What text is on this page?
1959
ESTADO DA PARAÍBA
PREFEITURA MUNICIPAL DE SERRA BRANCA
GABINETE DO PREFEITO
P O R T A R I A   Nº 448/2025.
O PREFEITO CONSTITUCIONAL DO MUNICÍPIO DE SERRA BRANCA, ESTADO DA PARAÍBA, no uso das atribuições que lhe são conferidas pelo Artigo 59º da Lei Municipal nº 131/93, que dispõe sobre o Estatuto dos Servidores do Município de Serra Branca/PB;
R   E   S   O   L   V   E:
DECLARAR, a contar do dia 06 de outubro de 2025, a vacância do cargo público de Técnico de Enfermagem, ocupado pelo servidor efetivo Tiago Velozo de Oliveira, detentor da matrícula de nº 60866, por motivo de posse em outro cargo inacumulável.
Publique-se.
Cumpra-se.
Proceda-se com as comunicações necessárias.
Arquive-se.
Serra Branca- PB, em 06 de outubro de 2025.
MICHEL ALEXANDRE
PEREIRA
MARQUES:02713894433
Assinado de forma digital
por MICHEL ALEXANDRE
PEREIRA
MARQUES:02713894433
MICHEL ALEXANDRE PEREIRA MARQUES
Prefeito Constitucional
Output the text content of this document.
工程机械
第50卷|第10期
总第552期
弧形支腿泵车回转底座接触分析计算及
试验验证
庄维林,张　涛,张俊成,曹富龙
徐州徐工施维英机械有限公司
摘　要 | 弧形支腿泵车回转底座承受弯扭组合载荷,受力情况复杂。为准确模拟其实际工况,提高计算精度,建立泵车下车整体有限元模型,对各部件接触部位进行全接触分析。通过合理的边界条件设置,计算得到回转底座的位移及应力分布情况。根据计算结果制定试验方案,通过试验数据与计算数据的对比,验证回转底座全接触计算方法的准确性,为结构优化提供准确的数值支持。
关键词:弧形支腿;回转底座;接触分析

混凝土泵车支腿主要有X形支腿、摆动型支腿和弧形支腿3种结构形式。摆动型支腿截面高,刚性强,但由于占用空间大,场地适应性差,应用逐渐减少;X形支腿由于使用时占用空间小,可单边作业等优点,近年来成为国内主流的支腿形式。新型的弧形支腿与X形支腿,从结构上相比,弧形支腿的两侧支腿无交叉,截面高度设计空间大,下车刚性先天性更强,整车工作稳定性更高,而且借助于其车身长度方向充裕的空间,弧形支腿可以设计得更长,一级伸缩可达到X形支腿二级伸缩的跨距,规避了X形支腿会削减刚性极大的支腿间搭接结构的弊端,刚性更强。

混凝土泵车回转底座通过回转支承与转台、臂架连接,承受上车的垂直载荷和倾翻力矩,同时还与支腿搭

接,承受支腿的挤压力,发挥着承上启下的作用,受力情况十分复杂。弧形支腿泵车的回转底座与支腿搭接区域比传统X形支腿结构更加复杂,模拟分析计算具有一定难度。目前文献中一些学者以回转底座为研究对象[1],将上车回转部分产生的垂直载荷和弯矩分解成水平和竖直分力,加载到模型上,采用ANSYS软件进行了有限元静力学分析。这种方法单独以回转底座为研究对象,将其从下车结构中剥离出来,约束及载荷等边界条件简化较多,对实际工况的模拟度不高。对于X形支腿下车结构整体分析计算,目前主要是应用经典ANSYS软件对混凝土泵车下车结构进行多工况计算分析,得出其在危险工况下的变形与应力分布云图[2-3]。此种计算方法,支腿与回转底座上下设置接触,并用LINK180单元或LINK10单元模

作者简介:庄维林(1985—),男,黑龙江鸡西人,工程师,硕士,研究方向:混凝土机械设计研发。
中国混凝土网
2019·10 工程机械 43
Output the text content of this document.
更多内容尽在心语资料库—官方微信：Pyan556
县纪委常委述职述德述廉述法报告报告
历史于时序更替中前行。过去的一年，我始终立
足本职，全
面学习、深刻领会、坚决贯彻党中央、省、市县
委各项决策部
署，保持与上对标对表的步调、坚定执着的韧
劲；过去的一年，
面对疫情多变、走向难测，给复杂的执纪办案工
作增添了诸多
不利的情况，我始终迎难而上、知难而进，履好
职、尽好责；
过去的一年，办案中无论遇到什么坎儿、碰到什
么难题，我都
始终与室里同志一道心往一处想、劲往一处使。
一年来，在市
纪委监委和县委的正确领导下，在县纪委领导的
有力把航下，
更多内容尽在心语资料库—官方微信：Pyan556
————————
**Exercise brief:** Extract the full listing and reproduce each line exactly.

**The output:**
What text is on this page?
1959
ESTADO DA PARAÍBA
PREFEITURA MUNICIPAL DE SERRA BRANCA
GABINETE DO PREFEITO
P O R T A R I A   Nº 448/2025.
O PREFEITO CONSTITUCIONAL DO MUNICÍPIO DE SERRA BRANCA, ESTADO DA PARAÍBA, no uso das atribuições que lhe são conferidas pelo Artigo 59º da Lei Municipal nº 131/93, que dispõe sobre o Estatuto dos Servidores do Município de Serra Branca/PB;
R   E   S   O   L   V   E:
DECLARAR, a contar do dia 06 de outubro de 2025, a vacância do cargo público de Técnico de Enfermagem, ocupado pelo servidor efetivo Tiago Velozo de Oliveira, detentor da matrícula de nº 60866, por motivo de posse em outro cargo inacumulável.
Publique-se.
Cumpra-se.
Proceda-se com as comunicações necessárias.
Arquive-se.
Serra Branca- PB, em 06 de outubro de 2025.
MICHEL ALEXANDRE
PEREIRA
MARQUES:02713894433
Assinado de forma digital
por MICHEL ALEXANDRE
PEREIRA
MARQUES:02713894433
MICHEL ALEXANDRE PEREIRA MARQUES
Prefeito Constitucional
Output the text content of this document.
工程机械
第50卷|第10期
总第552期
弧形支腿泵车回转底座接触分析计算及
试验验证
庄维林,张　涛,张俊成,曹富龙
徐州徐工施维英机械有限公司
摘　要 | 弧形支腿泵车回转底座承受弯扭组合载荷,受力情况复杂。为准确模拟其实际工况,提高计算精度,建立泵车下车整体有限元模型,对各部件接触部位进行全接触分析。通过合理的边界条件设置,计算得到回转底座的位移及应力分布情况。根据计算结果制定试验方案,通过试验数据与计算数据的对比,验证回转底座全接触计算方法的准确性,为结构优化提供准确的数值支持。
关键词:弧形支腿;回转底座;接触分析

混凝土泵车支腿主要有X形支腿、摆动型支腿和弧形支腿3种结构形式。摆动型支腿截面高,刚性强,但由于占用空间大,场地适应性差,应用逐渐减少;X形支腿由于使用时占用空间小,可单边作业等优点,近年来成为国内主流的支腿形式。新型的弧形支腿与X形支腿,从结构上相比,弧形支腿的两侧支腿无交叉,截面高度设计空间大,下车刚性先天性更强,整车工作稳定性更高,而且借助于其车身长度方向充裕的空间,弧形支腿可以设计得更长,一级伸缩可达到X形支腿二级伸缩的跨距,规避了X形支腿会削减刚性极大的支腿间搭接结构的弊端,刚性更强。

混凝土泵车回转底座通过回转支承与转台、臂架连接,承受上车的垂直载荷和倾翻力矩,同时还与支腿搭

接,承受支腿的挤压力,发挥着承上启下的作用,受力情况十分复杂。弧形支腿泵车的回转底座与支腿搭接区域比传统X形支腿结构更加复杂,模拟分析计算具有一定难度。目前文献中一些学者以回转底座为研究对象[1],将上车回转部分产生的垂直载荷和弯矩分解成水平和竖直分力,加载到模型上,采用ANSYS软件进行了有限元静力学分析。这种方法单独以回转底座为研究对象,将其从下车结构中剥离出来,约束及载荷等边界条件简化较多,对实际工况的模拟度不高。对于X形支腿下车结构整体分析计算,目前主要是应用经典ANSYS软件对混凝土泵车下车结构进行多工况计算分析,得出其在危险工况下的变形与应力分布云图[2-3]。此种计算方法,支腿与回转底座上下设置接触,并用LINK180单元或LINK10单元模

作者简介:庄维林(1985—),男,黑龙江鸡西人,工程师,硕士,研究方向:混凝土机械设计研发。
中国混凝土网
2019·10 工程机械 43
Output the text content of this document.
更多内容尽在心语资料库—官方微信：Pyan556
县纪委常委述职述德述廉述法报告报告
历史于时序更替中前行。过去的一年，我始终立
足本职，全
面学习、深刻领会、坚决贯彻党中央、省、市县
委各项决策部
署，保持与上对标对表的步调、坚定执着的韧
劲；过去的一年，
面对疫情多变、走向难测，给复杂的执纪办案工
作增添了诸多
不利的情况，我始终迎难而上、知难而进，履好
职、尽好责；
过去的一年，办案中无论遇到什么坎儿、碰到什
么难题，我都
始终与室里同志一道心往一处想、劲往一处使。
一年来，在市
纪委监委和县委的正确领导下，在县纪委领导的
有力把航下，
更多内容尽在心语资料库—官方微信：Pyan556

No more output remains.